(Work instructions)
Gather up the lines that contain "empat".

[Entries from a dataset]
━━━━━━━━
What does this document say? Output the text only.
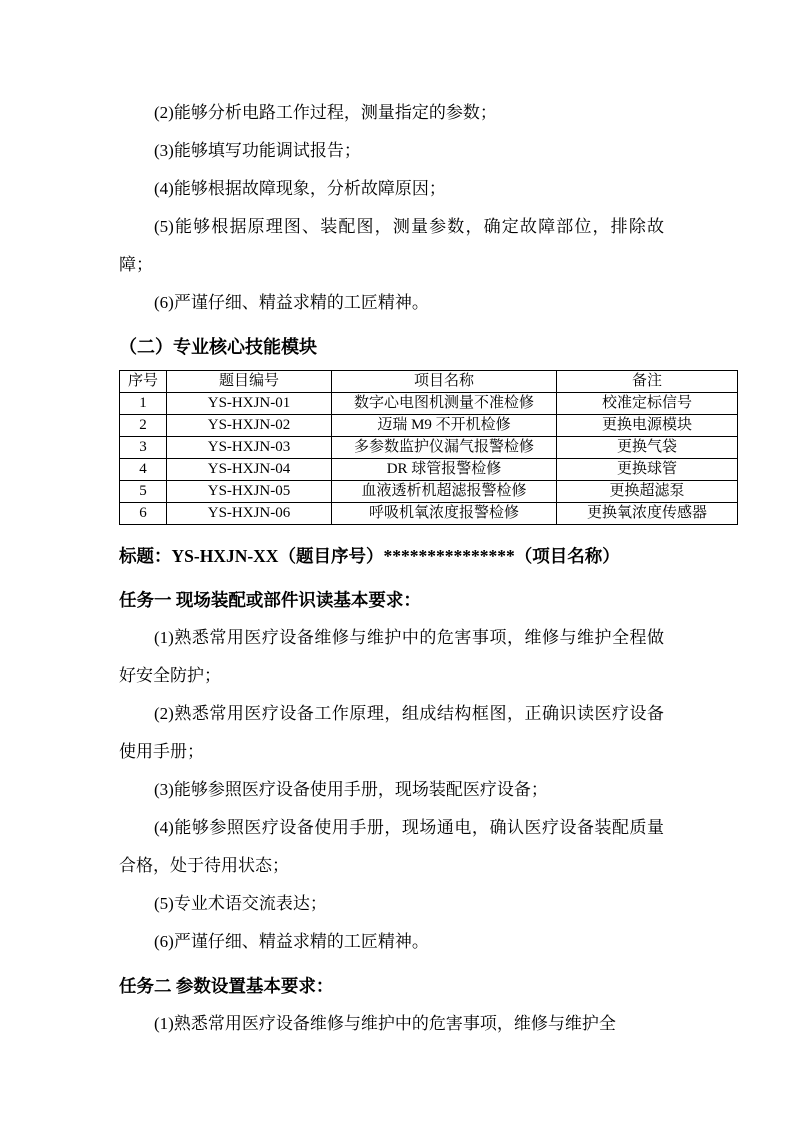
(2)能够分析电路工作过程，测量指定的参数；

(3)能够填写功能调试报告；

(4)能够根据故障现象，分析故障原因；

(5)能够根据原理图、装配图，测量参数，确定故障部位，排除故障；

(6)严谨仔细、精益求精的工匠精神。

（二）专业核心技能模块

序号	题目编号	项目名称	备注
1	YS-HXJN-01	数字心电图机测量不准检修	校准定标信号
2	YS-HXJN-02	迈瑞 M9 不开机检修	更换电源模块
3	YS-HXJN-03	多参数监护仪漏气报警检修	更换气袋
4	YS-HXJN-04	DR 球管报警检修	更换球管
5	YS-HXJN-05	血液透析机超滤报警检修	更换超滤泵
6	YS-HXJN-06	呼吸机氧浓度报警检修	更换氧浓度传感器

标题：YS-HXJN-XX（题目序号）***************（项目名称）

任务一 现场装配或部件识读基本要求：

(1)熟悉常用医疗设备维修与维护中的危害事项，维修与维护全程做好安全防护；

(2)熟悉常用医疗设备工作原理，组成结构框图，正确识读医疗设备使用手册；

(3)能够参照医疗设备使用手册，现场装配医疗设备；

(4)能够参照医疗设备使用手册，现场通电，确认医疗设备装配质量合格，处于待用状态；

(5)专业术语交流表达；

(6)严谨仔细、精益求精的工匠精神。

任务二 参数设置基本要求：

(1)熟悉常用医疗设备维修与维护中的危害事项，维修与维护全
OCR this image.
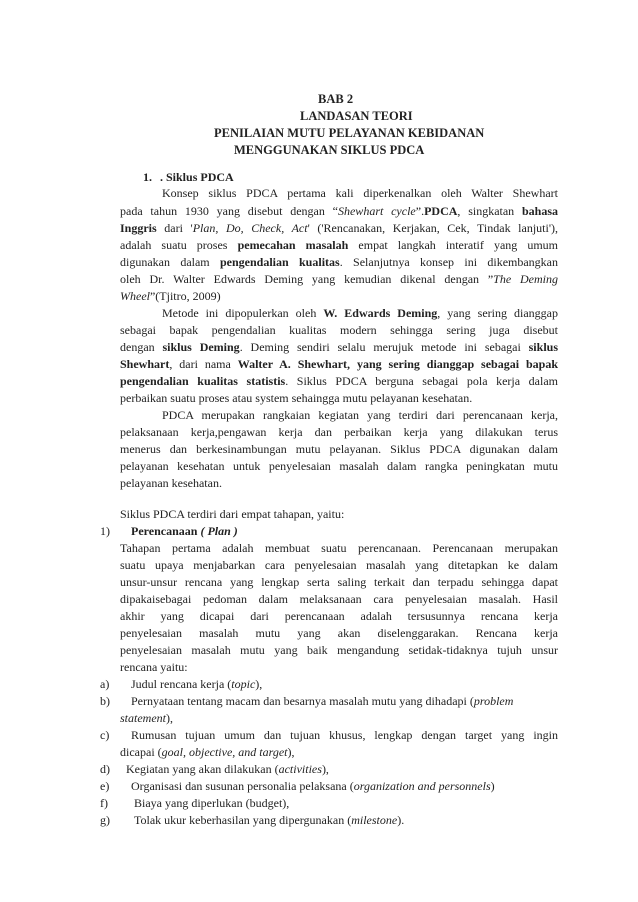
BAB 2
LANDASAN TEORI
PENILAIAN MUTU PELAYANAN KEBIDANAN
MENGGUNAKAN SIKLUS PDCA
1. . Siklus PDCA
Konsep siklus PDCA pertama kali diperkenalkan oleh Walter Shewhart
pada tahun 1930 yang disebut dengan “Shewhart cycle”.PDCA, singkatan bahasa
Inggris dari 'Plan, Do, Check, Act' ('Rencanakan, Kerjakan, Cek, Tindak lanjuti'),
adalah suatu proses pemecahan masalah empat langkah interatif yang umum
digunakan dalam pengendalian kualitas. Selanjutnya konsep ini dikembangkan
oleh Dr. Walter Edwards Deming yang kemudian dikenal dengan ”The Deming
Wheel”(Tjitro, 2009)
Metode ini dipopulerkan oleh W. Edwards Deming, yang sering dianggap
sebagai bapak pengendalian kualitas modern sehingga sering juga disebut
dengan siklus Deming. Deming sendiri selalu merujuk metode ini sebagai siklus
Shewhart, dari nama Walter A. Shewhart, yang sering dianggap sebagai bapak
pengendalian kualitas statistis. Siklus PDCA berguna sebagai pola kerja dalam
perbaikan suatu proses atau system sehaingga mutu pelayanan kesehatan.
PDCA merupakan rangkaian kegiatan yang terdiri dari perencanaan kerja,
pelaksanaan kerja,pengawan kerja dan perbaikan kerja yang dilakukan terus
menerus dan berkesinambungan mutu pelayanan. Siklus PDCA digunakan dalam
pelayanan kesehatan untuk penyelesaian masalah dalam rangka peningkatan mutu
pelayanan kesehatan.
Siklus PDCA terdiri dari empat tahapan, yaitu:
1) Perencanaan ( Plan )
Tahapan pertama adalah membuat suatu perencanaan. Perencanaan merupakan
suatu upaya menjabarkan cara penyelesaian masalah yang ditetapkan ke dalam
unsur-unsur rencana yang lengkap serta saling terkait dan terpadu sehingga dapat
dipakaisebagai pedoman dalam melaksanaan cara penyelesaian masalah. Hasil
akhir yang dicapai dari perencanaan adalah tersusunnya rencana kerja
penyelesaian masalah mutu yang akan diselenggarakan. Rencana kerja
penyelesaian masalah mutu yang baik mengandung setidak-tidaknya tujuh unsur
rencana yaitu:
a) Judul rencana kerja (topic),
b) Pernyataan tentang macam dan besarnya masalah mutu yang dihadapi (problem
statement),
c) Rumusan tujuan umum dan tujuan khusus, lengkap dengan target yang ingin
dicapai (goal, objective, and target),
d) Kegiatan yang akan dilakukan (activities),
e) Organisasi dan susunan personalia pelaksana (organization and personnels)
f) Biaya yang diperlukan (budget),
g) Tolak ukur keberhasilan yang dipergunakan (milestone).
━━━━━━━━
(Response for this exercise)
adalah suatu proses pemecahan masalah empat langkah interatif yang umum
Siklus PDCA terdiri dari empat tahapan, yaitu:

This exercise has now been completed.